───── Raw records
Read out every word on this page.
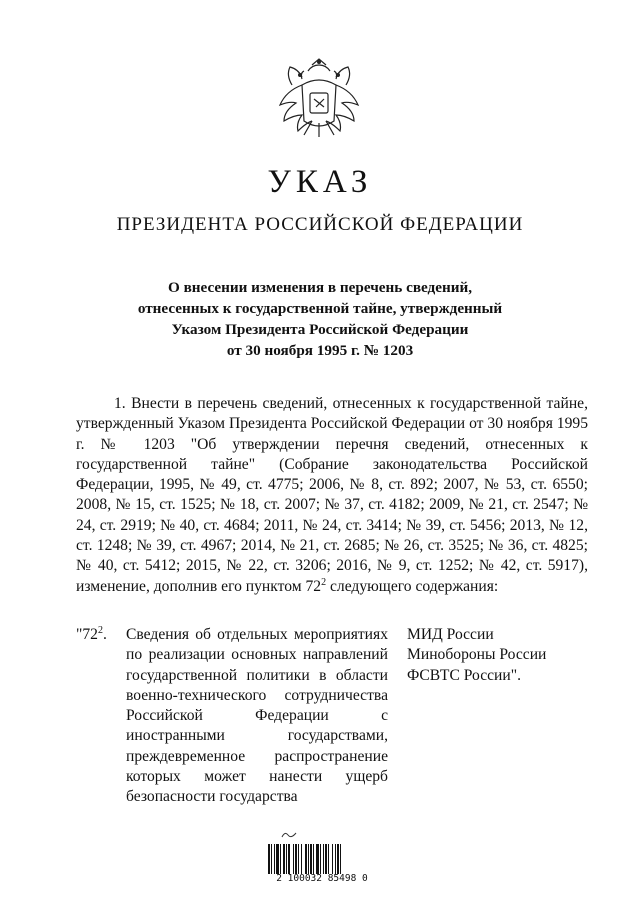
УКАЗ
ПРЕЗИДЕНТА РОССИЙСКОЙ ФЕДЕРАЦИИ
О внесении изменения в перечень сведений,
отнесенных к государственной тайне, утвержденный
Указом Президента Российской Федерации
от 30 ноября 1995 г. № 1203

1. Внести в перечень сведений, отнесенных к государственной тайне, утвержденный Указом Президента Российской Федерации от 30 ноября 1995 г. № 1203 "Об утверждении перечня сведений, отнесенных к государственной тайне" (Собрание законодательства Российской Федерации, 1995, № 49, ст. 4775; 2006, № 8, ст. 892; 2007, № 53, ст. 6550; 2008, № 15, ст. 1525; № 18, ст. 2007; № 37, ст. 4182; 2009, № 21, ст. 2547; № 24, ст. 2919; № 40, ст. 4684; 2011, № 24, ст. 3414; № 39, ст. 5456; 2013, № 12, ст. 1248; № 39, ст. 4967; 2014, № 21, ст. 2685; № 26, ст. 3525; № 36, ст. 4825; № 40, ст. 5412; 2015, № 22, ст. 3206; 2016, № 9, ст. 1252; № 42, ст. 5917), изменение, дополнив его пунктом $72^2$ следующего содержания:

"$72^2$.	Сведения об отдельных мероприятиях по реализации основных направлений государственной политики в области военно-технического сотрудничества Российской Федерации с иностранными государствами, преждевременное распространение которых может нанести ущерб безопасности государства
МИД России
Минобороны России
ФСВТС России".
2 100032 85498 0
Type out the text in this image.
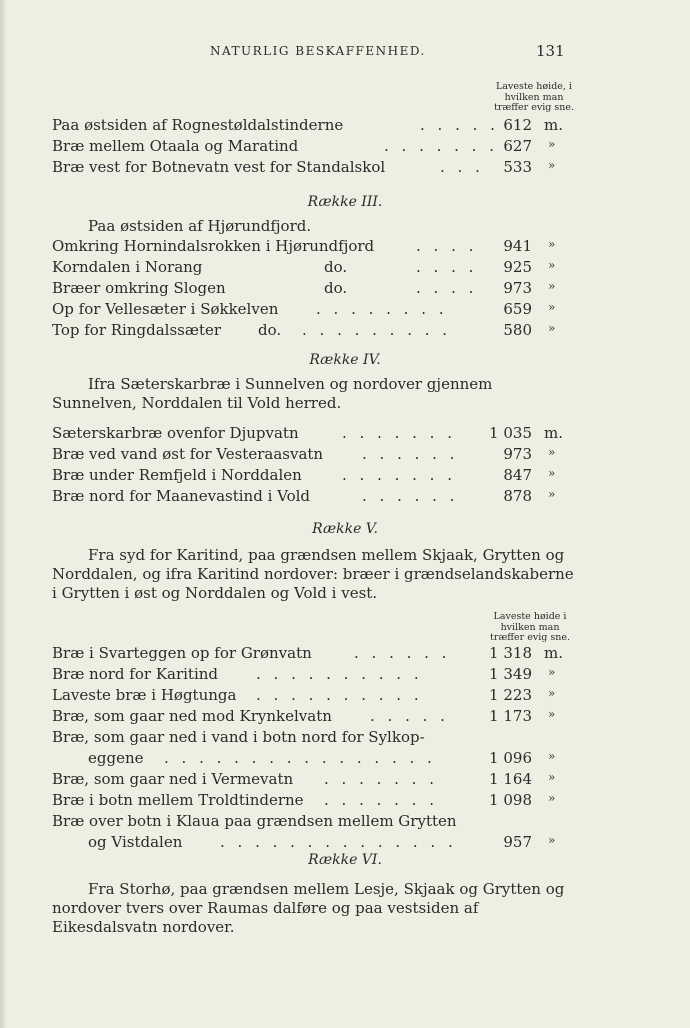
NATURLIG BESKAFFENHED.	131
Laveste høide, i
hvilken man
træffer evig sne.
Paa østsiden af Rognestøldalstinderne	. . . . . 612 m.
Bræ mellem Otaala og Maratind	. . . . . . . 627 »
Bræ vest for Botnevatn vest for Standalskol	. . . 533 »
Række III.
Paa østsiden af Hjørundfjord.
Omkring Hornindalsrokken i Hjørundfjord	. . . . 941 »
Korndalen i Norang	do.	. . . . 925 »
Bræer omkring Slogen	do.	. . . . 973 »
Op for Vellesæter i Søkkelven	. . . . . . . .	659 »
Top for Ringdalssæter do. . . . . . . . . .	580 »
Række IV.
Ifra Sæterskarbræ i Sunnelven og nordover gjennem Sunnelven, Norddalen til Vold herred.
Sæterskarbræ ovenfor Djupvatn	. . . . . . . 1 035 m.
Bræ ved vand øst for Vesteraasvatn	. . . . . .	973 »
Bræ under Remfjeld i Norddalen	. . . . . . .	847 »
Bræ nord for Maanevastind i Vold	. . . . . .	878 »
Række V.
Fra syd for Karitind, paa grændsen mellem Skjaak, Grytten og Norddalen, og ifra Karitind nordover: bræer i grændselandskaberne i Grytten i øst og Norddalen og Vold i vest.
Laveste høide i
hvilken man
træffer evig sne.
Bræ i Svarteggen op for Grønvatn	. . . . . .	1 318 m.
Bræ nord for Karitind	. . . . . . . . . .	1 349 »
Laveste bræ i Høgtunga . . . . . . . . . .	1 223 »
Bræ, som gaar ned mod Krynkelvatn	. . . . .	1 173 »
Bræ, som gaar ned i vand i botn nord for Sylkop-
eggene . . . . . . . . . . . . . . . .	1 096 »
Bræ, som gaar ned i Vermevatn . . . . . . .	1 164 »
Bræ i botn mellem Troldtinderne . . . . . . .	1 098 »
Bræ over botn i Klaua paa grændsen mellem Grytten
og Vistdalen	. . . . . . . . . . . . . .	957 »
Række VI.
Fra Storhø, paa grændsen mellem Lesje, Skjaak og Grytten og nordover tvers over Raumas dalføre og paa vestsiden af Eikesdalsvatn nordover.
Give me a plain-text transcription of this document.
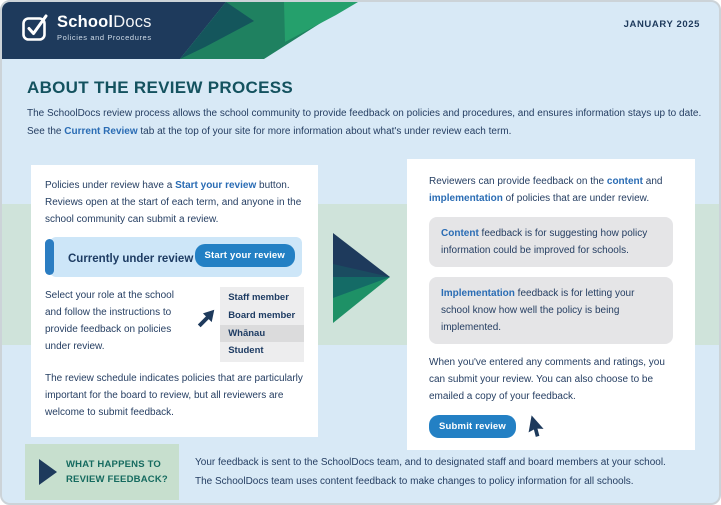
SchoolDocs
Policies and Procedures
JANUARY 2025
ABOUT THE REVIEW PROCESS

The SchoolDocs review process allows the school community to provide feedback on policies and procedures, and ensures information stays up to date. See the Current Review tab at the top of your site for more information about what's under review each term.

Policies under review have a Start your review button. Reviews open at the start of each term, and anyone in the school community can submit a review.

Currently under review	Start your review

Select your role at the school and follow the instructions to provide feedback on policies under review.

Staff member
Board member
Whānau
Student

The review schedule indicates policies that are particularly important for the board to review, but all reviewers are welcome to submit feedback.

Reviewers can provide feedback on the content and implementation of policies that are under review.

Content feedback is for suggesting how policy information could be improved for schools.
Implementation feedback is for letting your school know how well the policy is being implemented.

When you've entered any comments and ratings, you can submit your review. You can also choose to be emailed a copy of your feedback.

Submit review
WHAT HAPPENS TO
REVIEW FEEDBACK?
Your feedback is sent to the SchoolDocs team, and to designated staff and board members at your school.
The SchoolDocs team uses content feedback to make changes to policy information for all schools.
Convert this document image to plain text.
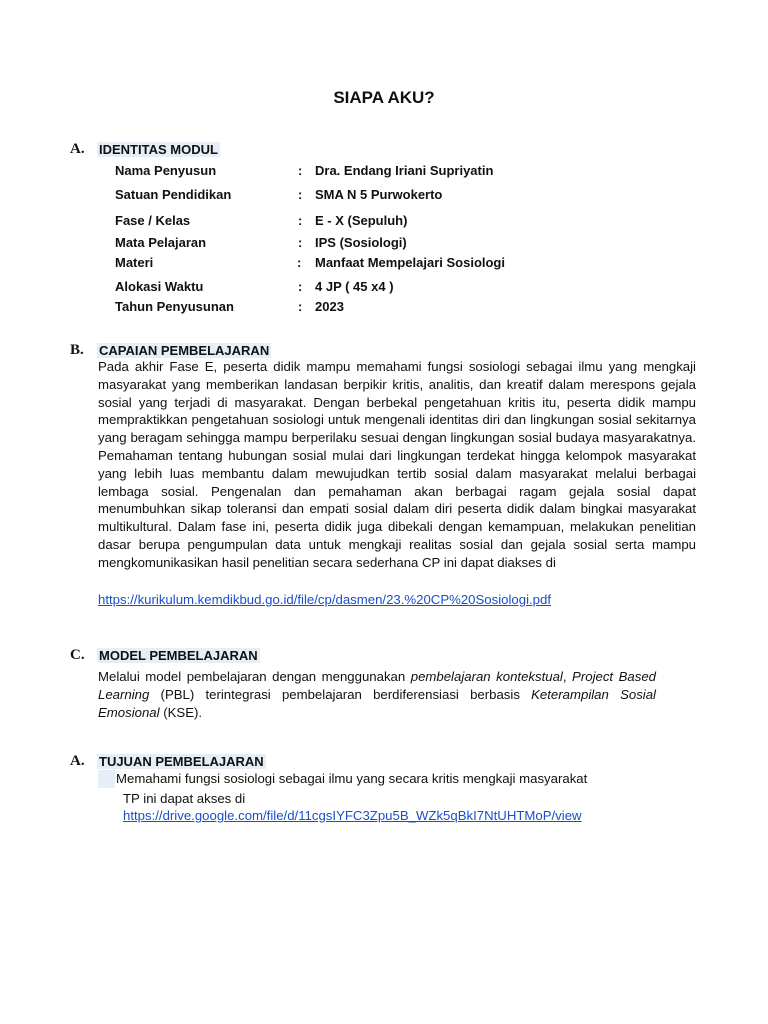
SIAPA AKU?
A. IDENTITAS MODUL
Nama Penyusun	: Dra. Endang Iriani Supriyatin
Satuan Pendidikan	: SMA N 5 Purwokerto
Fase / Kelas	: E - X (Sepuluh)
Mata Pelajaran	: IPS (Sosiologi)
Materi	: Manfaat Mempelajari Sosiologi
Alokasi Waktu	: 4 JP ( 45 x4 )
Tahun Penyusunan	: 2023
B. CAPAIAN PEMBELAJARAN
Pada akhir Fase E, peserta didik mampu memahami fungsi sosiologi sebagai ilmu yang mengkaji masyarakat yang memberikan landasan berpikir kritis, analitis, dan kreatif dalam merespons gejala sosial yang terjadi di masyarakat. Dengan berbekal pengetahuan kritis itu, peserta didik mampu mempraktikkan pengetahuan sosiologi untuk mengenali identitas diri dan lingkungan sosial sekitarnya yang beragam sehingga mampu berperilaku sesuai dengan lingkungan sosial budaya masyarakatnya. Pemahaman tentang hubungan sosial mulai dari lingkungan terdekat hingga kelompok masyarakat yang lebih luas membantu dalam mewujudkan tertib sosial dalam masyarakat melalui berbagai lembaga sosial. Pengenalan dan pemahaman akan berbagai ragam gejala sosial dapat menumbuhkan sikap toleransi dan empati sosial dalam diri peserta didik dalam bingkai masyarakat multikultural. Dalam fase ini, peserta didik juga dibekali dengan kemampuan, melakukan penelitian dasar berupa pengumpulan data untuk mengkaji realitas sosial dan gejala sosial serta mampu mengkomunikasikan hasil penelitian secara sederhana CP ini dapat diakses di
https://kurikulum.kemdikbud.go.id/file/cp/dasmen/23.%20CP%20Sosiologi.pdf
C. MODEL PEMBELAJARAN
Melalui model pembelajaran dengan menggunakan pembelajaran kontekstual, Project Based Learning (PBL) terintegrasi pembelajaran berdiferensiasi berbasis Keterampilan Sosial Emosional (KSE).
A. TUJUAN PEMBELAJARAN
Memahami fungsi sosiologi sebagai ilmu yang secara kritis mengkaji masyarakat
TP ini dapat akses di
https://drive.google.com/file/d/11cgsIYFC3Zpu5B_WZk5qBkI7NtUHTMoP/view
──────────
--- The exercise ---
Nothing but the pictures may be dropped; output the records above exactly.

--- Output below ---
Read out every word on this page.
УКАЗ
ПРЕЗИДЕНТА РОССИЙСКОЙ ФЕДЕРАЦИИ
О внесении изменения в перечень сведений,
отнесенных к государственной тайне, утвержденный
Указом Президента Российской Федерации
от 30 ноября 1995 г. № 1203

1. Внести в перечень сведений, отнесенных к государственной тайне, утвержденный Указом Президента Российской Федерации от 30 ноября 1995 г. № 1203 "Об утверждении перечня сведений, отнесенных к государственной тайне" (Собрание законодательства Российской Федерации, 1995, № 49, ст. 4775; 2006, № 8, ст. 892; 2007, № 53, ст. 6550; 2008, № 15, ст. 1525; № 18, ст. 2007; № 37, ст. 4182; 2009, № 21, ст. 2547; № 24, ст. 2919; № 40, ст. 4684; 2011, № 24, ст. 3414; № 39, ст. 5456; 2013, № 12, ст. 1248; № 39, ст. 4967; 2014, № 21, ст. 2685; № 26, ст. 3525; № 36, ст. 4825; № 40, ст. 5412; 2015, № 22, ст. 3206; 2016, № 9, ст. 1252; № 42, ст. 5917), изменение, дополнив его пунктом $72^2$ следующего содержания:

"$72^2$.	Сведения об отдельных мероприятиях по реализации основных направлений государственной политики в области военно-технического сотрудничества Российской Федерации с иностранными государствами, преждевременное распространение которых может нанести ущерб безопасности государства
МИД России
Минобороны России
ФСВТС России".
2 100032 85498 0
Type out the text in this image.
NATURLIG BESKAFFENHED.	131
Laveste høide, i
hvilken man
træffer evig sne.
Paa østsiden af Rognestøldalstinderne	. . . . . 612 m.
Bræ mellem Otaala og Maratind	. . . . . . . 627 »
Bræ vest for Botnevatn vest for Standalskol	. . . 533 »
Række III.
Paa østsiden af Hjørundfjord.
Omkring Hornindalsrokken i Hjørundfjord	. . . . 941 »
Korndalen i Norang	do.	. . . . 925 »
Bræer omkring Slogen	do.	. . . . 973 »
Op for Vellesæter i Søkkelven	. . . . . . . .	659 »
Top for Ringdalssæter do. . . . . . . . . .	580 »
Række IV.
Ifra Sæterskarbræ i Sunnelven og nordover gjennem Sunnelven, Norddalen til Vold herred.
Sæterskarbræ ovenfor Djupvatn	. . . . . . . 1 035 m.
Bræ ved vand øst for Vesteraasvatn	. . . . . .	973 »
Bræ under Remfjeld i Norddalen	. . . . . . .	847 »
Bræ nord for Maanevastind i Vold	. . . . . .	878 »
Række V.
Fra syd for Karitind, paa grændsen mellem Skjaak, Grytten og Norddalen, og ifra Karitind nordover: bræer i grændselandskaberne i Grytten i øst og Norddalen og Vold i vest.
Laveste høide i
hvilken man
træffer evig sne.
Bræ i Svarteggen op for Grønvatn	. . . . . .	1 318 m.
Bræ nord for Karitind	. . . . . . . . . .	1 349 »
Laveste bræ i Høgtunga . . . . . . . . . .	1 223 »
Bræ, som gaar ned mod Krynkelvatn	. . . . .	1 173 »
Bræ, som gaar ned i vand i botn nord for Sylkop-
eggene . . . . . . . . . . . . . . . .	1 096 »
Bræ, som gaar ned i Vermevatn . . . . . . .	1 164 »
Bræ i botn mellem Troldtinderne . . . . . . .	1 098 »
Bræ over botn i Klaua paa grændsen mellem Grytten
og Vistdalen	. . . . . . . . . . . . . .	957 »
Række VI.
Fra Storhø, paa grændsen mellem Lesje, Skjaak og Grytten og nordover tvers over Raumas dalføre og paa vestsiden af Eikesdalsvatn nordover.
Give me a plain-text transcription of this document.
SchoolDocs
Policies and Procedures
JANUARY 2025
ABOUT THE REVIEW PROCESS

The SchoolDocs review process allows the school community to provide feedback on policies and procedures, and ensures information stays up to date. See the Current Review tab at the top of your site for more information about what's under review each term.

Policies under review have a Start your review button. Reviews open at the start of each term, and anyone in the school community can submit a review.

Currently under review	Start your review

Select your role at the school and follow the instructions to provide feedback on policies under review.

Staff member
Board member
Whānau
Student

The review schedule indicates policies that are particularly important for the board to review, but all reviewers are welcome to submit feedback.

Reviewers can provide feedback on the content and implementation of policies that are under review.

Content feedback is for suggesting how policy information could be improved for schools.
Implementation feedback is for letting your school know how well the policy is being implemented.

When you've entered any comments and ratings, you can submit your review. You can also choose to be emailed a copy of your feedback.

Submit review
WHAT HAPPENS TO
REVIEW FEEDBACK?
Your feedback is sent to the SchoolDocs team, and to designated staff and board members at your school.
The SchoolDocs team uses content feedback to make changes to policy information for all schools.
Convert this document image to plain text.
SIAPA AKU?
A. IDENTITAS MODUL
Nama Penyusun	: Dra. Endang Iriani Supriyatin
Satuan Pendidikan	: SMA N 5 Purwokerto
Fase / Kelas	: E - X (Sepuluh)
Mata Pelajaran	: IPS (Sosiologi)
Materi	: Manfaat Mempelajari Sosiologi
Alokasi Waktu	: 4 JP ( 45 x4 )
Tahun Penyusunan	: 2023
B. CAPAIAN PEMBELAJARAN
Pada akhir Fase E, peserta didik mampu memahami fungsi sosiologi sebagai ilmu yang mengkaji masyarakat yang memberikan landasan berpikir kritis, analitis, dan kreatif dalam merespons gejala sosial yang terjadi di masyarakat. Dengan berbekal pengetahuan kritis itu, peserta didik mampu mempraktikkan pengetahuan sosiologi untuk mengenali identitas diri dan lingkungan sosial sekitarnya yang beragam sehingga mampu berperilaku sesuai dengan lingkungan sosial budaya masyarakatnya. Pemahaman tentang hubungan sosial mulai dari lingkungan terdekat hingga kelompok masyarakat yang lebih luas membantu dalam mewujudkan tertib sosial dalam masyarakat melalui berbagai lembaga sosial. Pengenalan dan pemahaman akan berbagai ragam gejala sosial dapat menumbuhkan sikap toleransi dan empati sosial dalam diri peserta didik dalam bingkai masyarakat multikultural. Dalam fase ini, peserta didik juga dibekali dengan kemampuan, melakukan penelitian dasar berupa pengumpulan data untuk mengkaji realitas sosial dan gejala sosial serta mampu mengkomunikasikan hasil penelitian secara sederhana CP ini dapat diakses di
https://kurikulum.kemdikbud.go.id/file/cp/dasmen/23.%20CP%20Sosiologi.pdf
C. MODEL PEMBELAJARAN
Melalui model pembelajaran dengan menggunakan pembelajaran kontekstual, Project Based Learning (PBL) terintegrasi pembelajaran berdiferensiasi berbasis Keterampilan Sosial Emosional (KSE).
A. TUJUAN PEMBELAJARAN
Memahami fungsi sosiologi sebagai ilmu yang secara kritis mengkaji masyarakat
TP ini dapat akses di
https://drive.google.com/file/d/11cgsIYFC3Zpu5B_WZk5qBkI7NtUHTMoP/view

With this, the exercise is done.